**Exercise requirements**
Copy all of the material word for word, except for the pictures.

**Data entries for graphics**

++++++++++++++++++++

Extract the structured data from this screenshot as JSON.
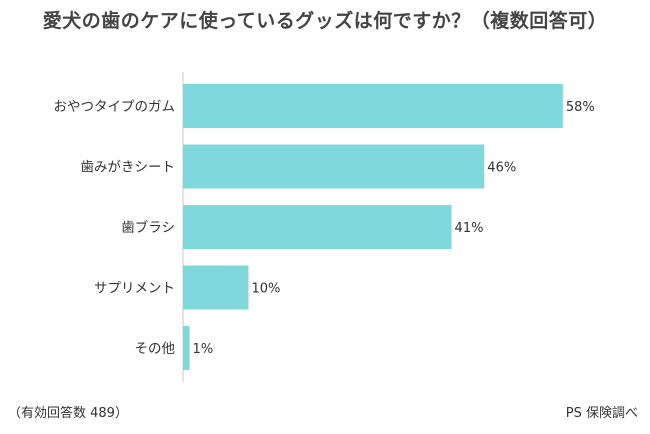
{
  "chart_data": {
    "type": "bar",
    "orientation": "horizontal",
    "title": "愛犬の歯のケアに使っているグッズは何ですか？（複数回答可）",
    "categories": [
      "おやつタイプのガム",
      "歯みがきシート",
      "歯ブラシ",
      "サプリメント",
      "その他"
    ],
    "values": [
      58,
      46,
      41,
      10,
      1
    ],
    "value_labels": [
      "58%",
      "46%",
      "41%",
      "10%",
      "1%"
    ],
    "unit": "%",
    "xlim": [
      0,
      100
    ],
    "bar_color": "#7fd8dc",
    "axis_color": "#c8c8c8",
    "grid": false,
    "legend": "none"
  },
  "footer": {
    "left": "（有効回答数 489）",
    "right": "PS 保険調べ"
  }
}
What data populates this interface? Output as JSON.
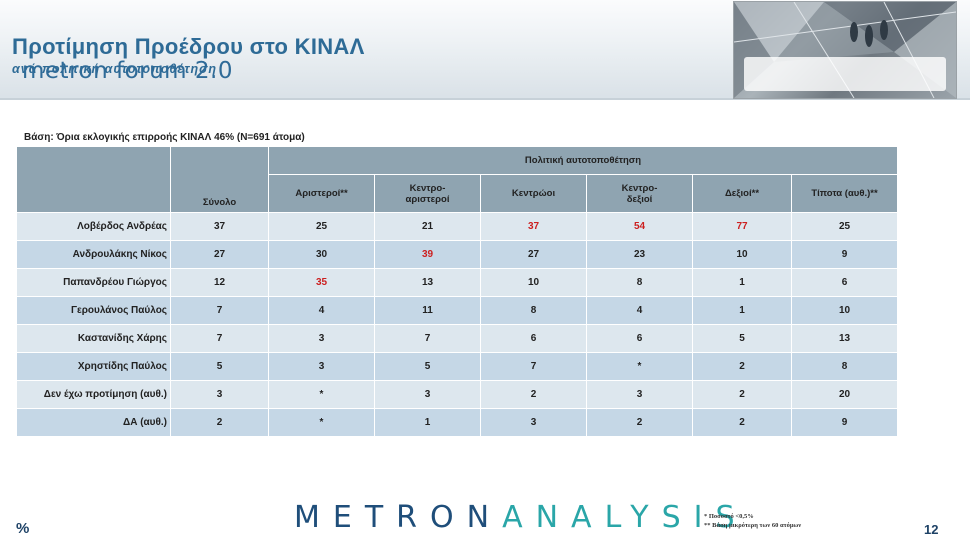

++++++++++++++++++++

**Problem solution**
Extract the structured data from this screenshot as JSON.
{
  "chart_data": {
    "type": "bar",
    "orientation": "horizontal",
    "title": "愛犬の歯のケアに使っているグッズは何ですか？（複数回答可）",
    "categories": [
      "おやつタイプのガム",
      "歯みがきシート",
      "歯ブラシ",
      "サプリメント",
      "その他"
    ],
    "values": [
      58,
      46,
      41,
      10,
      1
    ],
    "value_labels": [
      "58%",
      "46%",
      "41%",
      "10%",
      "1%"
    ],
    "unit": "%",
    "xlim": [
      0,
      100
    ],
    "bar_color": "#7fd8dc",
    "axis_color": "#c8c8c8",
    "grid": false,
    "legend": "none"
  },
  "footer": {
    "left": "（有効回答数 489）",
    "right": "PS 保険調べ"
  }
}
What data populates this interface? Output as JSON.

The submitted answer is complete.